--- Start of RECORDED INFORMATION ---

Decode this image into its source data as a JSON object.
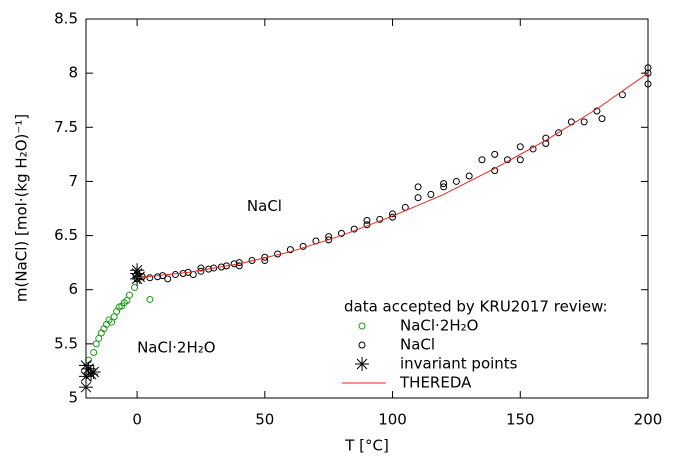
{
  "chart_data": {
    "type": "scatter",
    "xlabel": "T [°C]",
    "ylabel": "m(NaCl) [mol·(kg H₂O)⁻¹]",
    "xlim": [
      -20,
      200
    ],
    "xticks": [
      0,
      50,
      100,
      150,
      200
    ],
    "ylim": [
      5,
      8.5
    ],
    "yticks": [
      5,
      5.5,
      6,
      6.5,
      7,
      7.5,
      8,
      8.5
    ],
    "legend_title": "data accepted by KRU2017 review:",
    "legend": "lower right",
    "annotations": [
      {
        "text": "NaCl",
        "x": 43,
        "y": 6.77
      },
      {
        "text": "NaCl·2H₂O",
        "x": 0,
        "y": 5.46
      }
    ],
    "series": [
      {
        "name": "NaCl·2H₂O",
        "color": "#1a9a1a",
        "marker": "circle",
        "x": [
          -19,
          -17,
          -16,
          -15,
          -14,
          -13,
          -12,
          -11,
          -10,
          -9,
          -8,
          -7,
          -6,
          -5,
          -4,
          -3,
          -1,
          5
        ],
        "values": [
          5.35,
          5.42,
          5.5,
          5.55,
          5.6,
          5.64,
          5.68,
          5.72,
          5.7,
          5.75,
          5.8,
          5.84,
          5.85,
          5.88,
          5.9,
          5.95,
          6.02,
          5.91
        ]
      },
      {
        "name": "NaCl",
        "color": "#000000",
        "marker": "circle",
        "x": [
          0,
          2,
          5,
          8,
          10,
          12,
          15,
          18,
          20,
          22,
          25,
          25,
          28,
          30,
          33,
          35,
          38,
          40,
          40,
          45,
          50,
          50,
          55,
          60,
          65,
          70,
          75,
          75,
          80,
          85,
          90,
          90,
          95,
          100,
          100,
          105,
          110,
          110,
          115,
          120,
          120,
          125,
          130,
          135,
          140,
          140,
          145,
          150,
          150,
          155,
          160,
          160,
          165,
          170,
          175,
          180,
          182,
          190,
          200,
          200,
          200
        ],
        "values": [
          6.1,
          6.12,
          6.11,
          6.12,
          6.13,
          6.1,
          6.14,
          6.15,
          6.16,
          6.14,
          6.17,
          6.2,
          6.19,
          6.2,
          6.21,
          6.22,
          6.24,
          6.25,
          6.22,
          6.27,
          6.3,
          6.27,
          6.33,
          6.37,
          6.4,
          6.45,
          6.49,
          6.46,
          6.52,
          6.56,
          6.6,
          6.64,
          6.65,
          6.7,
          6.67,
          6.76,
          6.85,
          6.95,
          6.88,
          6.95,
          6.98,
          7.0,
          7.05,
          7.2,
          7.25,
          7.1,
          7.2,
          7.2,
          7.32,
          7.3,
          7.4,
          7.35,
          7.45,
          7.55,
          7.55,
          7.65,
          7.58,
          7.8,
          7.9,
          8.05,
          8.0
        ]
      },
      {
        "name": "invariant points",
        "color": "#000000",
        "marker": "asterisk",
        "x": [
          -20,
          -20,
          -20,
          -19,
          -18,
          -17,
          0,
          0,
          0,
          1
        ],
        "values": [
          5.1,
          5.2,
          5.3,
          5.27,
          5.22,
          5.24,
          6.1,
          6.15,
          6.18,
          6.12
        ]
      },
      {
        "name": "THEREDA",
        "color": "#e8281e",
        "marker": "line",
        "x": [
          0,
          20,
          40,
          60,
          80,
          100,
          120,
          140,
          160,
          180,
          200
        ],
        "values": [
          6.11,
          6.16,
          6.24,
          6.35,
          6.5,
          6.68,
          6.88,
          7.12,
          7.38,
          7.67,
          8.0
        ]
      }
    ]
  }
}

--- End of RECORDED INFORMATION ---

* _GOAL_: Read the data above and pull out each line that holds the string "marker".

* _EXERCISE SOLUTION_:
        "marker": "circle",
        "marker": "circle",
        "marker": "asterisk",
        "marker": "line",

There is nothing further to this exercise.